=== Stored data ===

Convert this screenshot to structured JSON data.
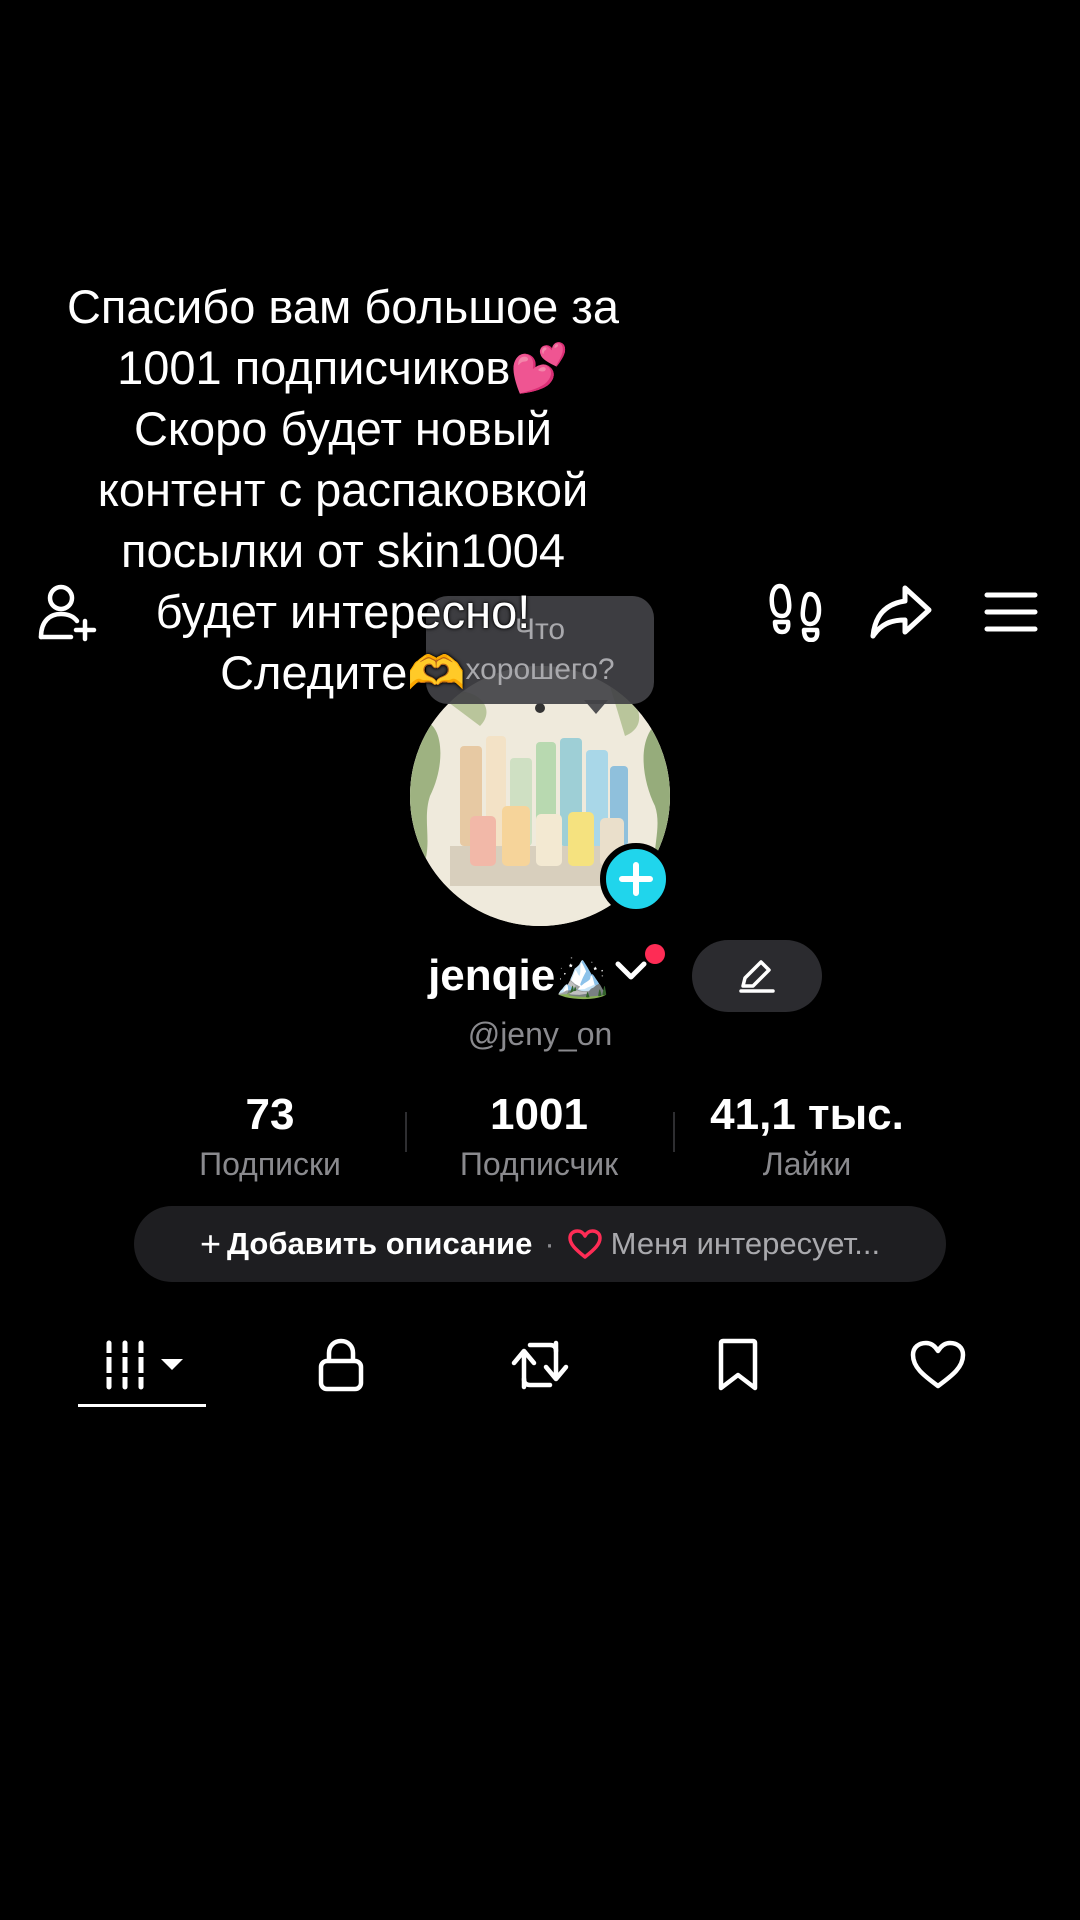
{
  "overlay": {
    "caption": "Спасибо вам большое за\n1001 подписчиков💕\nСкоро будет новый\nконтент с распаковкой\nпосылки от skin1004\nбудет интересно!\nСледите🫶"
  },
  "header": {
    "add_friend_icon": "add-user-icon",
    "footprints_icon": "footprints-icon",
    "share_icon": "share-icon",
    "menu_icon": "menu-icon"
  },
  "bubble": {
    "text": "Что\nхорошего?"
  },
  "profile": {
    "username": "jenqie🏔️",
    "handle": "@jeny_on"
  },
  "stats": [
    {
      "value": "73",
      "label": "Подписки"
    },
    {
      "value": "1001",
      "label": "Подписчик"
    },
    {
      "value": "41,1 тыс.",
      "label": "Лайки"
    }
  ],
  "bio": {
    "plus": "+",
    "add_label": "Добавить описание",
    "separator": "·",
    "interest_label": "Меня интересует..."
  },
  "tabs": [
    {
      "name": "videos",
      "icon": "grid-icon",
      "active": true
    },
    {
      "name": "private",
      "icon": "lock-icon"
    },
    {
      "name": "reposts",
      "icon": "repost-icon"
    },
    {
      "name": "favorites",
      "icon": "bookmark-icon"
    },
    {
      "name": "liked",
      "icon": "heart-icon"
    }
  ],
  "colors": {
    "background": "#000000",
    "accent_cyan": "#20d5ec",
    "notification_red": "#fe2c55",
    "muted_text": "#8a8a8e",
    "heart_pink": "#fe2c55"
  }
}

=== What is expected ===
Each line in the records above should be reproduced exactly; images are not copied.

=== Task result ===
Convert this screenshot to structured JSON data.
{
  "overlay": {
    "caption": "Спасибо вам большое за\n1001 подписчиков💕\nСкоро будет новый\nконтент с распаковкой\nпосылки от skin1004\nбудет интересно!\nСледите🫶"
  },
  "header": {
    "add_friend_icon": "add-user-icon",
    "footprints_icon": "footprints-icon",
    "share_icon": "share-icon",
    "menu_icon": "menu-icon"
  },
  "bubble": {
    "text": "Что\nхорошего?"
  },
  "profile": {
    "username": "jenqie🏔️",
    "handle": "@jeny_on"
  },
  "stats": [
    {
      "value": "73",
      "label": "Подписки"
    },
    {
      "value": "1001",
      "label": "Подписчик"
    },
    {
      "value": "41,1 тыс.",
      "label": "Лайки"
    }
  ],
  "bio": {
    "plus": "+",
    "add_label": "Добавить описание",
    "separator": "·",
    "interest_label": "Меня интересует..."
  },
  "tabs": [
    {
      "name": "videos",
      "icon": "grid-icon",
      "active": true
    },
    {
      "name": "private",
      "icon": "lock-icon"
    },
    {
      "name": "reposts",
      "icon": "repost-icon"
    },
    {
      "name": "favorites",
      "icon": "bookmark-icon"
    },
    {
      "name": "liked",
      "icon": "heart-icon"
    }
  ],
  "colors": {
    "background": "#000000",
    "accent_cyan": "#20d5ec",
    "notification_red": "#fe2c55",
    "muted_text": "#8a8a8e",
    "heart_pink": "#fe2c55"
  }
}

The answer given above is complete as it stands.